課題 |
- a) 記録の先頭から「staticText: Marks bbox=[8, 821, 58, 843]」を含む行まで（両端を含む）を、「Main info」を「General info」に改め、ほかは変えずに書き出すこと。これらの行だけを示す。
- b) 津波の場面がある映画についての感想文を、最後の文の後から書き継ぐこと。

原文 |
========================================================================

これは見る前にいくつかのハードルを越える必要のある映画ですね。
・津波のシーンがある(トラウマを抱える人には辛いかもしれません)
・死者と交信できる(死後の世界を肯定している)

考えたら、宇宙人が出てくるは、人の金を盗むは、結婚式で花嫁を奪って逃げるは、、、名作と言われる映画にはとんでもないウソが一つや二つは入っているもので、この作品も「そんなこと言ってたら、映画になんないよ」と、なりますね。

面白いのは、パラレルに展開する主人公たちの人生が、あるきっかけで交わり心が温まるようなケミストリーを生み出すこと。
人気キャスターだった女性が津波の被害に遭い、臨死体験をしたことを本に書くが周囲から冷たい目で見られ辛い思いをする。

========================================================================

提供資料 |

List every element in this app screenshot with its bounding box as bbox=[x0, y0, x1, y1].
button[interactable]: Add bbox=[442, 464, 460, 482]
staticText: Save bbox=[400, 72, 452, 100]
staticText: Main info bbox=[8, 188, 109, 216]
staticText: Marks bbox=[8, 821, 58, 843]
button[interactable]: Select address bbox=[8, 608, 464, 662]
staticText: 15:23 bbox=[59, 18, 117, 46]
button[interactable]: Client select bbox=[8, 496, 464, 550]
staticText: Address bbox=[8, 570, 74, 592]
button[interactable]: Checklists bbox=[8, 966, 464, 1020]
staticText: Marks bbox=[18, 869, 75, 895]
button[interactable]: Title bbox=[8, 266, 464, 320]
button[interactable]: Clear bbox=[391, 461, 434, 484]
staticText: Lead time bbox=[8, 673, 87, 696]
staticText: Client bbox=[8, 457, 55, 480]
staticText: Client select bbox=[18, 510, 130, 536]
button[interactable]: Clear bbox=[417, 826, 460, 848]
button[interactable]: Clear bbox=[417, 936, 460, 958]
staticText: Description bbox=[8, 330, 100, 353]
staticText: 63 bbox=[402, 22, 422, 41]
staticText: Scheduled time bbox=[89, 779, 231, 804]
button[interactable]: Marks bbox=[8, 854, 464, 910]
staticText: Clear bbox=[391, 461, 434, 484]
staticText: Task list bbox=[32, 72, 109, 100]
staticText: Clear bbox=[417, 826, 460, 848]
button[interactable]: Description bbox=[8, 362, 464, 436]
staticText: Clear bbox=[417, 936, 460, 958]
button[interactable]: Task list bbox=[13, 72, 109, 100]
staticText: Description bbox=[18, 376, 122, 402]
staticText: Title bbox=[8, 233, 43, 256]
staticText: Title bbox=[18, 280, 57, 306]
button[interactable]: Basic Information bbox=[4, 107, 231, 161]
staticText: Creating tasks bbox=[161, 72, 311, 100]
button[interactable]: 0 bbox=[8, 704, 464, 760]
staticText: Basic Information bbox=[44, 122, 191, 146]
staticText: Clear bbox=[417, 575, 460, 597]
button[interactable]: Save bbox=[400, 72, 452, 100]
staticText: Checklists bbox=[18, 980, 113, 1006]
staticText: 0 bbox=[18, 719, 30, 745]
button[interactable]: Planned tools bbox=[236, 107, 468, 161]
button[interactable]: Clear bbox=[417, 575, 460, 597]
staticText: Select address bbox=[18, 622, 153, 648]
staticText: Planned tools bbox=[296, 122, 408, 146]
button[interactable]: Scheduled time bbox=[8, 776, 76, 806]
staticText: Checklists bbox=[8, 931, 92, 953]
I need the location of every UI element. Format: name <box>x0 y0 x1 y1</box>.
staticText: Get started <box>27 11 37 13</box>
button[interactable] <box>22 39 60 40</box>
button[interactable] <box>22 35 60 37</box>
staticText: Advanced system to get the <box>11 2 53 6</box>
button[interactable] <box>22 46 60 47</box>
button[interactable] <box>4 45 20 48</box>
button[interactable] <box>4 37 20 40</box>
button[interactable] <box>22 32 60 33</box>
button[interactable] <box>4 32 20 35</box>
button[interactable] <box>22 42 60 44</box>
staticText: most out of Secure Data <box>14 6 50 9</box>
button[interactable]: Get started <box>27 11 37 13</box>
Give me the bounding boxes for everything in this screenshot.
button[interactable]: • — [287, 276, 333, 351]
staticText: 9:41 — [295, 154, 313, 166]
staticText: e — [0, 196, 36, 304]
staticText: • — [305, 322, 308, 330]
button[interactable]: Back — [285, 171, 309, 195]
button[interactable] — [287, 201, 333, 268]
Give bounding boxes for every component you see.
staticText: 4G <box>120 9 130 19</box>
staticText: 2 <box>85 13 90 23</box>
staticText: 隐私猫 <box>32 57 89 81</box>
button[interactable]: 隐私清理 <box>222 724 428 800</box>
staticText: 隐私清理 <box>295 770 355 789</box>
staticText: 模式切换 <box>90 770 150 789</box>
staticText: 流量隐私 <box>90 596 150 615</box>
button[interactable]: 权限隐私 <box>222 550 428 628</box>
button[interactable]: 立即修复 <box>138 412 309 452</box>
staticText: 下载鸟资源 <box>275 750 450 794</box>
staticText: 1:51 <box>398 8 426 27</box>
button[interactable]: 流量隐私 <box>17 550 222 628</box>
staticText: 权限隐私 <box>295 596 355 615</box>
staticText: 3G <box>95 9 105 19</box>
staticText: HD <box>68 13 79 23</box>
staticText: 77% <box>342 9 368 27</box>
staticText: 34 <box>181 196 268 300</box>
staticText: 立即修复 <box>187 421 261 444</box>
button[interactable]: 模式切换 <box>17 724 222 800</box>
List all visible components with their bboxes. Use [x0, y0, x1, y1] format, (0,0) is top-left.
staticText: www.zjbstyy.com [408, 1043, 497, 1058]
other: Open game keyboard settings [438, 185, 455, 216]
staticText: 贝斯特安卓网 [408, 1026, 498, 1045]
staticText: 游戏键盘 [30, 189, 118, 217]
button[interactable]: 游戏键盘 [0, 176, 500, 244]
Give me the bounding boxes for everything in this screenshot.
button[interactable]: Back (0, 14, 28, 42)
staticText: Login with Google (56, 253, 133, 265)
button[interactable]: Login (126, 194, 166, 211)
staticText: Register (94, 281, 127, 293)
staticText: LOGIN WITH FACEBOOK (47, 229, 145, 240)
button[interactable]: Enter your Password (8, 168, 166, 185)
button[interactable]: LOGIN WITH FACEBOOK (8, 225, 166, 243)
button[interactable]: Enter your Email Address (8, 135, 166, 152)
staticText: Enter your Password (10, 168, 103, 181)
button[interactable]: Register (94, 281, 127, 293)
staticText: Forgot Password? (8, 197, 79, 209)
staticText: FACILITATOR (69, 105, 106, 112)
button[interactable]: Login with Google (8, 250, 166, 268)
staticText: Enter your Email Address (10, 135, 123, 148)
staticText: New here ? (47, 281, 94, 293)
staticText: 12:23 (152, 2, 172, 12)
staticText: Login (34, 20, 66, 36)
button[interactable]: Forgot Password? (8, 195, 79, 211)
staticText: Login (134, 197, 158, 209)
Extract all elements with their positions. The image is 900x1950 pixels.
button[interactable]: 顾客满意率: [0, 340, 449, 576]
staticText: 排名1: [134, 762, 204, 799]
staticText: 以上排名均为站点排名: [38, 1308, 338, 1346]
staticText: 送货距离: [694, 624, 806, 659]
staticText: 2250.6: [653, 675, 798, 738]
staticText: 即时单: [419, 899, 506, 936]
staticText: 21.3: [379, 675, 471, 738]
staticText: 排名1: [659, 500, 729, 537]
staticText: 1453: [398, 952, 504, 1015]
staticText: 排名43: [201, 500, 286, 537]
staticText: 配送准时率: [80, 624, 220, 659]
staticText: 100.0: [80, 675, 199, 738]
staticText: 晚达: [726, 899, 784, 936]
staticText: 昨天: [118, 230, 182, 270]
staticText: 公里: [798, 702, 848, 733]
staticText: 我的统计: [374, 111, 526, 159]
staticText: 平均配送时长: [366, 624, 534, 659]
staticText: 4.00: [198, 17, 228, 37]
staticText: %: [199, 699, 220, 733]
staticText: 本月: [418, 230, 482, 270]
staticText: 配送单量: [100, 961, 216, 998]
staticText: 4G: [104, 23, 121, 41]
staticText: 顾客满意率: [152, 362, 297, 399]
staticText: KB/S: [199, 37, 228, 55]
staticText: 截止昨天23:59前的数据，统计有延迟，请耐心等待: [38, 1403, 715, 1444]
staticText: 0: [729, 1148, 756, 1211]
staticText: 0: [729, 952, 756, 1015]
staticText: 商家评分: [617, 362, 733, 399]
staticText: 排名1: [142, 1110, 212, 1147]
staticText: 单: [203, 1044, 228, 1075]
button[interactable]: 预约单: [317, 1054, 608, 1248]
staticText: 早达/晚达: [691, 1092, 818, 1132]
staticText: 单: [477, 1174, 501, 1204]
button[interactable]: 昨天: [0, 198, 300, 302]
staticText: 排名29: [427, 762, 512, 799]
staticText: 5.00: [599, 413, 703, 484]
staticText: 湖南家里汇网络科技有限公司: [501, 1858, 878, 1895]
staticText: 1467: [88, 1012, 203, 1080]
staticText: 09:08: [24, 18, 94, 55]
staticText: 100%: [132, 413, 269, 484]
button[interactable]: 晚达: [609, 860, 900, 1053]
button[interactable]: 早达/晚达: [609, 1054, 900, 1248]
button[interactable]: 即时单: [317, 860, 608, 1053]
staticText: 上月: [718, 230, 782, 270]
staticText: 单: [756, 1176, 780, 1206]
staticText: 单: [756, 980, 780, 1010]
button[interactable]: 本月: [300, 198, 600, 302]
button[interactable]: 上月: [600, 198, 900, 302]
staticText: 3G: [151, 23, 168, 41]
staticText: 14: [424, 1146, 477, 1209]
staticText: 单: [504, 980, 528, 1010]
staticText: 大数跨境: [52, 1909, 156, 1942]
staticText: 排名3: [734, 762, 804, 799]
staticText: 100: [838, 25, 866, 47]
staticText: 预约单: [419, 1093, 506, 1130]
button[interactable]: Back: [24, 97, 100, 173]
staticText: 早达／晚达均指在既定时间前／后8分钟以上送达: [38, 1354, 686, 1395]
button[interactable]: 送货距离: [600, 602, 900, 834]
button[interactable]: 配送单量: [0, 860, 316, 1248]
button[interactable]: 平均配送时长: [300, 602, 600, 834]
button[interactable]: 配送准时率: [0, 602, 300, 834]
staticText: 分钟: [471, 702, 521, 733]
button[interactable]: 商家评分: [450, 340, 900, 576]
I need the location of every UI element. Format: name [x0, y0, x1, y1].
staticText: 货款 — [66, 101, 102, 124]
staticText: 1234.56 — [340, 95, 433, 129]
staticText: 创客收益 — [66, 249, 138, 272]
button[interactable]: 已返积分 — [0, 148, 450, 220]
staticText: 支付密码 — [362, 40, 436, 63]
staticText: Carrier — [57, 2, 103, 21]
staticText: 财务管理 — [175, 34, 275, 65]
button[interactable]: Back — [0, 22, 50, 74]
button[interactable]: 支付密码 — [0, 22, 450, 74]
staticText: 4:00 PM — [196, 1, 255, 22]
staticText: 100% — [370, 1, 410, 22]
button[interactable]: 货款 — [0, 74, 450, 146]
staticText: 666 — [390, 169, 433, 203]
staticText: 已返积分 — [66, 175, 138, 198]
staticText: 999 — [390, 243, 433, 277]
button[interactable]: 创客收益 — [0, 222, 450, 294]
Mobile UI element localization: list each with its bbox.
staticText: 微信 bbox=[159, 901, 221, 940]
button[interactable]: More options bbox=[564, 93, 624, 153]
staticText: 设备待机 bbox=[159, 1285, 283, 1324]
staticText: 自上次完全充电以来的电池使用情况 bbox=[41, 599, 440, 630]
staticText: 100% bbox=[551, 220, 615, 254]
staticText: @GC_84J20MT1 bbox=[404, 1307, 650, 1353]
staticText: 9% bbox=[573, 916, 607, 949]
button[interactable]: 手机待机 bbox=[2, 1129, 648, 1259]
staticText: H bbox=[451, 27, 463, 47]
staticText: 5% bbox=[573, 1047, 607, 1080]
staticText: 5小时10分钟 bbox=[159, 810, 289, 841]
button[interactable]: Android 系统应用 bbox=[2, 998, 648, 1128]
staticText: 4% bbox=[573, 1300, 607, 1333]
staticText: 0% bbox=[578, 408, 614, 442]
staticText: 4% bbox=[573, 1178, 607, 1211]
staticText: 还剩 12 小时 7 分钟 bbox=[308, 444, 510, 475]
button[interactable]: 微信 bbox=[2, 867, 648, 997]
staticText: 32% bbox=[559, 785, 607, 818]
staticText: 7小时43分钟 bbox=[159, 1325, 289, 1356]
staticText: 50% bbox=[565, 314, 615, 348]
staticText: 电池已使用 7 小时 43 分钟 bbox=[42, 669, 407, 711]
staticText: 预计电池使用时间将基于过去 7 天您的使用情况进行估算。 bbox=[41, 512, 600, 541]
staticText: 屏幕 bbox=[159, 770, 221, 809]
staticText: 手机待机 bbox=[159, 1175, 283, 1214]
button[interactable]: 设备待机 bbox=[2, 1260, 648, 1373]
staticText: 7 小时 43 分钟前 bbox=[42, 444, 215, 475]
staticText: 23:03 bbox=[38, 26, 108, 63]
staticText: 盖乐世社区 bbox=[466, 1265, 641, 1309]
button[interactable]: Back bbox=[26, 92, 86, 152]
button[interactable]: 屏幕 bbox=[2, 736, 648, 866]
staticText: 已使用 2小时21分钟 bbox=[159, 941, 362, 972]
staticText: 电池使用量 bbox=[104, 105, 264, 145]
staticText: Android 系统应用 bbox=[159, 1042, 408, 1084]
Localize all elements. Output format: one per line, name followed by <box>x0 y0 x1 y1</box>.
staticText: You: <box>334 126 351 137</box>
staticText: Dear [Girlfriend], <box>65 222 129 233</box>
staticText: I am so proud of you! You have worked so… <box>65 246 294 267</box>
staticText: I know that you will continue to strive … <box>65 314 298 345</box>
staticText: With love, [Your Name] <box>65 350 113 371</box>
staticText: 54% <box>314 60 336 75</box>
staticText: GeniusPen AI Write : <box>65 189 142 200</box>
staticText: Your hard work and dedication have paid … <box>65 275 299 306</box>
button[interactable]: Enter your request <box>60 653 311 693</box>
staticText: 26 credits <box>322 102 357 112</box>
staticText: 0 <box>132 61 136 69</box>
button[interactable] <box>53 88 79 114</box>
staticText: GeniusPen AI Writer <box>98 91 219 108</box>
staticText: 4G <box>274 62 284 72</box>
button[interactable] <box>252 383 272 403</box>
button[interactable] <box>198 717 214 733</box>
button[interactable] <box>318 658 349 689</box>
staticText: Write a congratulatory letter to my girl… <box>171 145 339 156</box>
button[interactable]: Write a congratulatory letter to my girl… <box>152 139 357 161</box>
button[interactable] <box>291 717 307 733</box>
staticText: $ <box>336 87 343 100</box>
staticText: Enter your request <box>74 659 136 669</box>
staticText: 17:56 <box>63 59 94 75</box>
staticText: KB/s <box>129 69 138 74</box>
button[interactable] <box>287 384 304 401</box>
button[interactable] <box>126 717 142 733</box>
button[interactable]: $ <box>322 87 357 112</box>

========================================================================

解答例 |
- a)
List every element in this app screenshot with its bounding box as bbox=[x0, y0, x1, y1].
button[interactable]: Add bbox=[442, 464, 460, 482]
staticText: Save bbox=[400, 72, 452, 100]
staticText: General info bbox=[8, 188, 109, 216]
staticText: Marks bbox=[8, 821, 58, 843]

- b)
常に一緒に行動する双子が交通事故に遭い、独りになった弟が、死んだ兄に会いたくてインチキ霊能者にだまされ続ける。
手に触れるだけでその人に深い影響を与えた死者のイメージを見ることが出来るが、それが辛すぎて隠れて暮らしている元霊能力者。そのせいでガールフレンドすらも去っていく。

この人たちが出逢ったら、何が起きるんだろう?という興味が、最後までワクワクしながらストーリーに惹きつけられます。

クリント・イーストウッドの死生観と、さりげなく心に沁みる上質の音楽、いつもよりちょっぴり苦みをおさえた味付けの演出と、見どころは多岐にわたります。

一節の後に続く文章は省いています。